▶ **SET PROBLEM**: State how many lines contain "avec", and write nothing except that count.

▶ **RECORDS SHOWN**:
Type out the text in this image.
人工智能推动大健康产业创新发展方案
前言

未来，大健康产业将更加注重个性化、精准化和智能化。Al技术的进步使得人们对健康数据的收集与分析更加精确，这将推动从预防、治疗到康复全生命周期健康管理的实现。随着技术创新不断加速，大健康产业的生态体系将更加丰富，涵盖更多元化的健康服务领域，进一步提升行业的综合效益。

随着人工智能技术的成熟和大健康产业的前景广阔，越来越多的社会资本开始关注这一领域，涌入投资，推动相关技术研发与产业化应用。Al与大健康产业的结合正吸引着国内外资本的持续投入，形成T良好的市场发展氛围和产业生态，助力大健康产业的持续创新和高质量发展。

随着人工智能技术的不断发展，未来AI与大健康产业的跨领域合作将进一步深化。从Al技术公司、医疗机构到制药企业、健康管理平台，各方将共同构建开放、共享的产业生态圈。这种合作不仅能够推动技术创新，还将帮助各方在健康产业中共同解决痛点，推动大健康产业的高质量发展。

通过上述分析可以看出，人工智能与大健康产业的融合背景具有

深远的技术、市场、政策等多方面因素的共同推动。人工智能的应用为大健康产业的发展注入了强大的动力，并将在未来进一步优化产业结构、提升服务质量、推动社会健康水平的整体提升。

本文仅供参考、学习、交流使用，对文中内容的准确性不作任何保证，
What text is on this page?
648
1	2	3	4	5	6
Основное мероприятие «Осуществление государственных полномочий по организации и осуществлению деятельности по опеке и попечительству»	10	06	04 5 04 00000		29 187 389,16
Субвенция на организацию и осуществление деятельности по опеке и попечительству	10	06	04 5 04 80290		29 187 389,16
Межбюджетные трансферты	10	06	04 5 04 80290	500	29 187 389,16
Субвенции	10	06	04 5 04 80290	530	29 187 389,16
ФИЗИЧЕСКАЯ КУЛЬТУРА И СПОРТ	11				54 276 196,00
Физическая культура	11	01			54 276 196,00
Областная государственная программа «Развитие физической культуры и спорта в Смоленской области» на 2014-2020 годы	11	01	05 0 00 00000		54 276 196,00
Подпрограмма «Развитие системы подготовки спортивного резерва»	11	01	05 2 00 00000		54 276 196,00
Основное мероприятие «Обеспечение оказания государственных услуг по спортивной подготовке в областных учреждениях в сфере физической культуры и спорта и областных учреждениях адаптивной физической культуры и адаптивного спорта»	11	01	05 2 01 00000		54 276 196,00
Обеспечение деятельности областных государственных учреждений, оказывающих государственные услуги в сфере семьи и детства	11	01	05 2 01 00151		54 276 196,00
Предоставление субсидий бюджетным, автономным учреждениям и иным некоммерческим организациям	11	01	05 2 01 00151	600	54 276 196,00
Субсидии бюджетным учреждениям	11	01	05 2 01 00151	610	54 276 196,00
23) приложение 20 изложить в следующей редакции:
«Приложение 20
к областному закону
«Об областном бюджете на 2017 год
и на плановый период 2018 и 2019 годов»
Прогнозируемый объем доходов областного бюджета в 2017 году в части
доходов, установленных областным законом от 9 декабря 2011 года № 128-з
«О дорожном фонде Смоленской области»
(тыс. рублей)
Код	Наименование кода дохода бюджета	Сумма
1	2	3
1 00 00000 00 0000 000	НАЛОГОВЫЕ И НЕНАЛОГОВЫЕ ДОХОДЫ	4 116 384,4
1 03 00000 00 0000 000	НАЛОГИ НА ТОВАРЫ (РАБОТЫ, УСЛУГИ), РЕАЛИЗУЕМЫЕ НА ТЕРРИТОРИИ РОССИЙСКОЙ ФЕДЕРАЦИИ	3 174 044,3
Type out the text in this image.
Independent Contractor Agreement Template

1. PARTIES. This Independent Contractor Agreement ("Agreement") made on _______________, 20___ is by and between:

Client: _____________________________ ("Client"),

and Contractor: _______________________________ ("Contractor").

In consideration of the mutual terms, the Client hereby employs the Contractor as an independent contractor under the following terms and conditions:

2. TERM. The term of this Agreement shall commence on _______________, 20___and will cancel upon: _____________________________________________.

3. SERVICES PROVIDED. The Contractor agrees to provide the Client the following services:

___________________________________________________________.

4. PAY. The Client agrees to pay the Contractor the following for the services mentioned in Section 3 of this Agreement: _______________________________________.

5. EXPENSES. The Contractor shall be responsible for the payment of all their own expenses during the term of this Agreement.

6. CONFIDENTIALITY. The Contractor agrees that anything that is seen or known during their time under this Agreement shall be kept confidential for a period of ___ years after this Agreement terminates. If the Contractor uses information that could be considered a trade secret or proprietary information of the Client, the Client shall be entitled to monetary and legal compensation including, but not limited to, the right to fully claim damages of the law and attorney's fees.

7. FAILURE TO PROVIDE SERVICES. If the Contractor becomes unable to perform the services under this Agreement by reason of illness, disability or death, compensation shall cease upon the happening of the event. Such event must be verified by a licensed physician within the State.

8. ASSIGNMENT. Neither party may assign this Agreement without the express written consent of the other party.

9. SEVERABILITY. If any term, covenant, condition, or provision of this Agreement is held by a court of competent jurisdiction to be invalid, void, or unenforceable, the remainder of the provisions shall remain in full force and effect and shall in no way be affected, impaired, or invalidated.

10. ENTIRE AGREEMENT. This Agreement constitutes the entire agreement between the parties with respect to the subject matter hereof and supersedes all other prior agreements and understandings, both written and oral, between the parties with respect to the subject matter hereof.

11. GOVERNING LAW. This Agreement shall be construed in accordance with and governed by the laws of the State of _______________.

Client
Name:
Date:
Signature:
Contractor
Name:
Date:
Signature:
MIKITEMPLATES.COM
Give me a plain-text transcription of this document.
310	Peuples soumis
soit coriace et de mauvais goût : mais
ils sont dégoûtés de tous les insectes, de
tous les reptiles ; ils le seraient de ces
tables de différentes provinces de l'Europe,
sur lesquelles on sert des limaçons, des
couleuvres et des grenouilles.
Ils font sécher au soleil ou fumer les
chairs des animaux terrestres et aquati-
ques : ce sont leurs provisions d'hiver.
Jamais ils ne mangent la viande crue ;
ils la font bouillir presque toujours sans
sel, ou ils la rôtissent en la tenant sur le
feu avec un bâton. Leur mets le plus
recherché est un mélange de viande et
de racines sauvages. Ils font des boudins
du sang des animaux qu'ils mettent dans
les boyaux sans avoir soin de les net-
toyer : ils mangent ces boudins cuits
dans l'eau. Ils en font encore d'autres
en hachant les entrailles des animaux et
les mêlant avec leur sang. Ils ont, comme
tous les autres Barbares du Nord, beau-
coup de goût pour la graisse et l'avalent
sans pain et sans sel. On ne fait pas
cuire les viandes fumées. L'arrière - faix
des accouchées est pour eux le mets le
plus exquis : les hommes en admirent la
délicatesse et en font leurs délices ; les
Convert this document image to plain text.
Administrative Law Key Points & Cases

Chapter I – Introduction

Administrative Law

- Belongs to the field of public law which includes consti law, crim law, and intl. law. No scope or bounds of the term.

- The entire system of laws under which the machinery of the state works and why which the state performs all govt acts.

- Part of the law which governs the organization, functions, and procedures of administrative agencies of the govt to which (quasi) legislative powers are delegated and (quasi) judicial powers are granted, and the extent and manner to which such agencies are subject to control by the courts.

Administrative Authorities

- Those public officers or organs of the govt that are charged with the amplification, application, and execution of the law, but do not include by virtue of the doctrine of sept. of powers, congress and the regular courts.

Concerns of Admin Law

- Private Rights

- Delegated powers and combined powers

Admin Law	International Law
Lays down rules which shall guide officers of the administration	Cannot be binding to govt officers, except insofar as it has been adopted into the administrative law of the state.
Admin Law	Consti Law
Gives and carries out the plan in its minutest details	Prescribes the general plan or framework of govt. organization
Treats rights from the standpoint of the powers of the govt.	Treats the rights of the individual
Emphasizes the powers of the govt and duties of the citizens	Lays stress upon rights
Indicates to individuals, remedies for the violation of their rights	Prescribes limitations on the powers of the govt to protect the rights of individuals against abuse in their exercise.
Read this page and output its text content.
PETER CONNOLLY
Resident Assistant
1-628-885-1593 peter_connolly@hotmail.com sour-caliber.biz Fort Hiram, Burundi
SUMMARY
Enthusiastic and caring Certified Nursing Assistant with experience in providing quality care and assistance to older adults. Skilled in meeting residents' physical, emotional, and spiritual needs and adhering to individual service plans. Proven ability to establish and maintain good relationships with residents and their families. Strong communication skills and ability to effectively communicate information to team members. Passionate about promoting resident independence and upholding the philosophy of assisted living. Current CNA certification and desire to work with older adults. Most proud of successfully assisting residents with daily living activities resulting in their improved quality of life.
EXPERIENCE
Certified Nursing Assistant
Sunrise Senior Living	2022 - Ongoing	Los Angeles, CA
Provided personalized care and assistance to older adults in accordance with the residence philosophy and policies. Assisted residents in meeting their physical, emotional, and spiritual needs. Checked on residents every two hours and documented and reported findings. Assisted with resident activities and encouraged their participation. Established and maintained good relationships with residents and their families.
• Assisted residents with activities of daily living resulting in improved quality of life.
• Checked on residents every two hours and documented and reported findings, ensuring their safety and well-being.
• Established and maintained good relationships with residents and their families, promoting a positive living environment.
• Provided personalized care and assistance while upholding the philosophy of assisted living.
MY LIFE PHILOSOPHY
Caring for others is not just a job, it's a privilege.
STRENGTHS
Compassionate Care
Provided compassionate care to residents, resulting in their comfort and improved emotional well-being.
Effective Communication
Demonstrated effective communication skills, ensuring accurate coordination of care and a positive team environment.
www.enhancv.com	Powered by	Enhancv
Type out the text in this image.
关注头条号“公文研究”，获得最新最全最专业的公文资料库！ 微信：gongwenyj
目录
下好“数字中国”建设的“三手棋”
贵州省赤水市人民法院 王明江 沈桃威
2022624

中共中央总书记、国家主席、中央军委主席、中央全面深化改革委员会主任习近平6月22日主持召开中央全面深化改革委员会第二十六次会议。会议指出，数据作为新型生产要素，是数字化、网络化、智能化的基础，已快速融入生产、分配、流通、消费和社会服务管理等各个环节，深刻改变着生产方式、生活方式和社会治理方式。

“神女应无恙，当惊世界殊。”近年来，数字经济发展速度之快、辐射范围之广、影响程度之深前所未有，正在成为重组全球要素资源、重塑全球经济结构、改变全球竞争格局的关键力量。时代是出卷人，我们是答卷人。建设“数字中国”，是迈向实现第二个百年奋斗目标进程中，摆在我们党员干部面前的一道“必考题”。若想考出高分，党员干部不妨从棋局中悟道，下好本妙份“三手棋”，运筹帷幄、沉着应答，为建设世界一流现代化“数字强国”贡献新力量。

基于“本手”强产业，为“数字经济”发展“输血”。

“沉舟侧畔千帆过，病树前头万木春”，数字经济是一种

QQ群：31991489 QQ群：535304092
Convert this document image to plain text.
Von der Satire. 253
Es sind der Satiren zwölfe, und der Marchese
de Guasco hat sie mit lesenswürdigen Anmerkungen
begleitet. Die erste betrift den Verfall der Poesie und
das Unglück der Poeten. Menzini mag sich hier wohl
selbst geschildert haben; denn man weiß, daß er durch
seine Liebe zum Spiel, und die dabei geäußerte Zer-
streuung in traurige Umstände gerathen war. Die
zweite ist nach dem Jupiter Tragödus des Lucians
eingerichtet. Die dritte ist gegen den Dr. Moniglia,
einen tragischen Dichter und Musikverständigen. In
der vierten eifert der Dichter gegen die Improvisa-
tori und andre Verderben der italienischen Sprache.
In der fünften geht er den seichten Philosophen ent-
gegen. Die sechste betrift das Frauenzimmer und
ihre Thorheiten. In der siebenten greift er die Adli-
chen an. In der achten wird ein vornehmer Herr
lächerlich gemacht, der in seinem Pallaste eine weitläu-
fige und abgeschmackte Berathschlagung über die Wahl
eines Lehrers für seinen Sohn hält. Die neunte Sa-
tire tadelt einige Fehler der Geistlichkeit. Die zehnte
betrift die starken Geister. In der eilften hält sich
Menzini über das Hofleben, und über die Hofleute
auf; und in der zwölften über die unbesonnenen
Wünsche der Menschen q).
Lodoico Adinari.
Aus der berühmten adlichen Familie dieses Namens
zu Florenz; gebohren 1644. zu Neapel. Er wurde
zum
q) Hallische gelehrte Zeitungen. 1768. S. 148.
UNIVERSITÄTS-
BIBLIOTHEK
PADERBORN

▶ **FINAL RESULT**: 2